> **Stored dataset items**
## START
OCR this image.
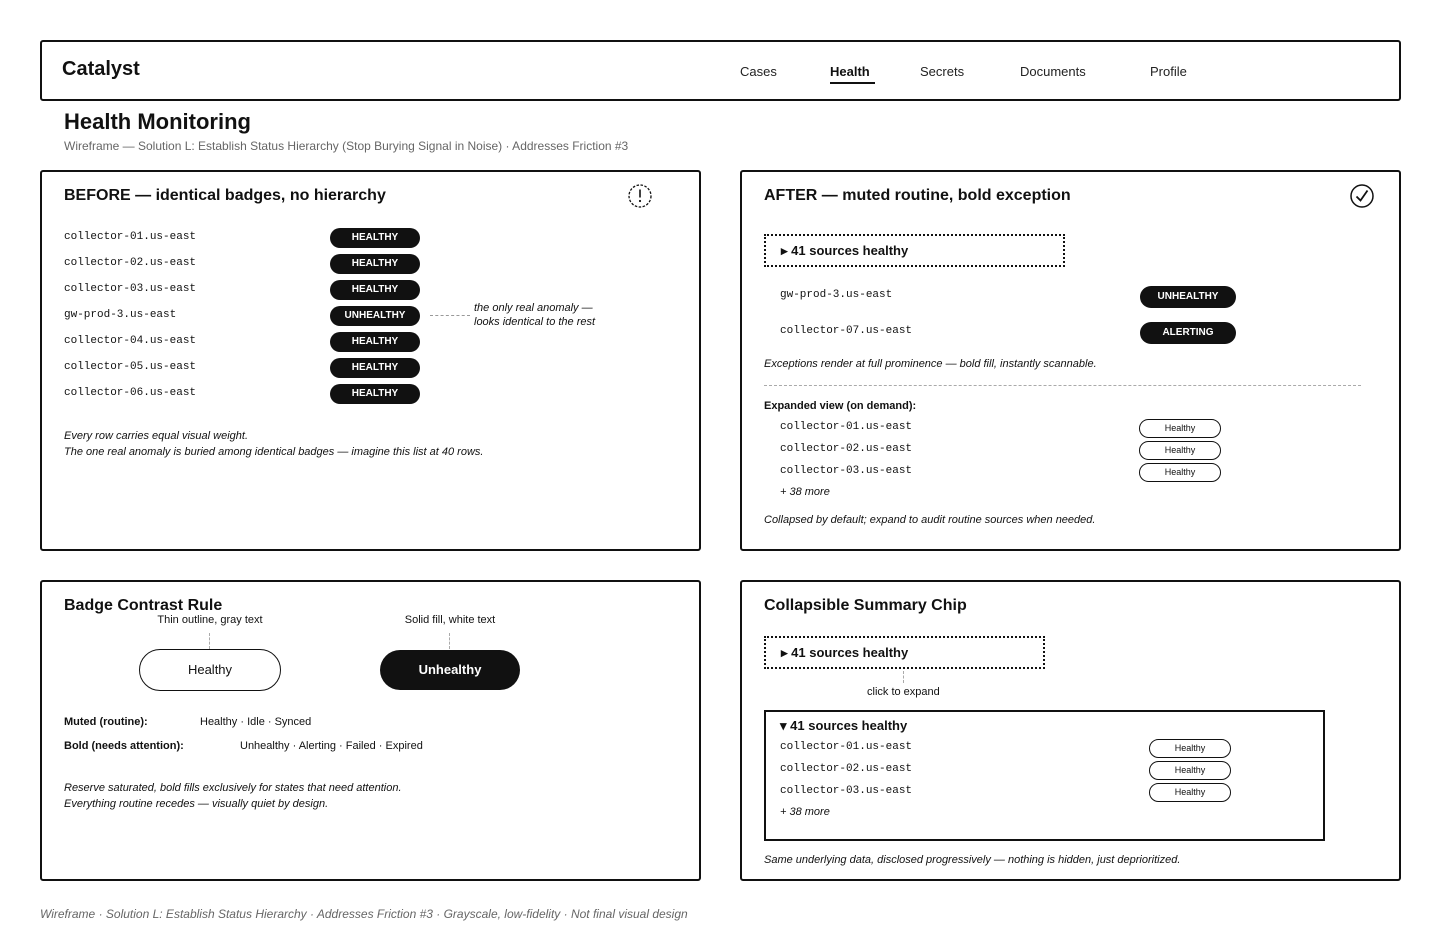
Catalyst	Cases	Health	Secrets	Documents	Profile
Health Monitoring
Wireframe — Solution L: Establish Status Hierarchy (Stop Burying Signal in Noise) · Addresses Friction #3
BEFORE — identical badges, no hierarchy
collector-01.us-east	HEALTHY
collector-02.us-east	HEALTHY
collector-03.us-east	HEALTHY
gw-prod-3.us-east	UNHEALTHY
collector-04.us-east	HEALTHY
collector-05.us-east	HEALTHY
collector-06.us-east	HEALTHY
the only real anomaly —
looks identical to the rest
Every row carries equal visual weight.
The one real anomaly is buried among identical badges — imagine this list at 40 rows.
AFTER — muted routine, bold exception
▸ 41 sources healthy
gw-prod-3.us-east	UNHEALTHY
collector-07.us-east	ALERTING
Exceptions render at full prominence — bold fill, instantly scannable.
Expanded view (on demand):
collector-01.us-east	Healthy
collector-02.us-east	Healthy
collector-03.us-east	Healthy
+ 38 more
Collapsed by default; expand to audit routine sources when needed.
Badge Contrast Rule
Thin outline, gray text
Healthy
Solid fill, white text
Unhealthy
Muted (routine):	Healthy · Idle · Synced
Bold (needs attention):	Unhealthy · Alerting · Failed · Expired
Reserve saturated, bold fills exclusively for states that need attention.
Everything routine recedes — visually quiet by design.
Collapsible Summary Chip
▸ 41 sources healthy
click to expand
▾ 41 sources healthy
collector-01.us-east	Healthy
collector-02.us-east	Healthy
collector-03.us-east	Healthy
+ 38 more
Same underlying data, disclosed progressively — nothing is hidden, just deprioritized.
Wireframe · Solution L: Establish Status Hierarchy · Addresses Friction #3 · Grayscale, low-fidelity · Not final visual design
## END
> **To do**
Omit the pictures, and quote the material above exactly as given.

> **Response to this task**
OCR this image.
Catalyst	Cases	Health	Secrets	Documents	Profile
Health Monitoring
Wireframe — Solution L: Establish Status Hierarchy (Stop Burying Signal in Noise) · Addresses Friction #3
BEFORE — identical badges, no hierarchy
collector-01.us-east	HEALTHY
collector-02.us-east	HEALTHY
collector-03.us-east	HEALTHY
gw-prod-3.us-east	UNHEALTHY
collector-04.us-east	HEALTHY
collector-05.us-east	HEALTHY
collector-06.us-east	HEALTHY
the only real anomaly —
looks identical to the rest
Every row carries equal visual weight.
The one real anomaly is buried among identical badges — imagine this list at 40 rows.
AFTER — muted routine, bold exception
▸ 41 sources healthy
gw-prod-3.us-east	UNHEALTHY
collector-07.us-east	ALERTING
Exceptions render at full prominence — bold fill, instantly scannable.
Expanded view (on demand):
collector-01.us-east	Healthy
collector-02.us-east	Healthy
collector-03.us-east	Healthy
+ 38 more
Collapsed by default; expand to audit routine sources when needed.
Badge Contrast Rule
Thin outline, gray text
Healthy
Solid fill, white text
Unhealthy
Muted (routine):	Healthy · Idle · Synced
Bold (needs attention):	Unhealthy · Alerting · Failed · Expired
Reserve saturated, bold fills exclusively for states that need attention.
Everything routine recedes — visually quiet by design.
Collapsible Summary Chip
▸ 41 sources healthy
click to expand
▾ 41 sources healthy
collector-01.us-east	Healthy
collector-02.us-east	Healthy
collector-03.us-east	Healthy
+ 38 more
Same underlying data, disclosed progressively — nothing is hidden, just deprioritized.
Wireframe · Solution L: Establish Status Hierarchy · Addresses Friction #3 · Grayscale, low-fidelity · Not final visual design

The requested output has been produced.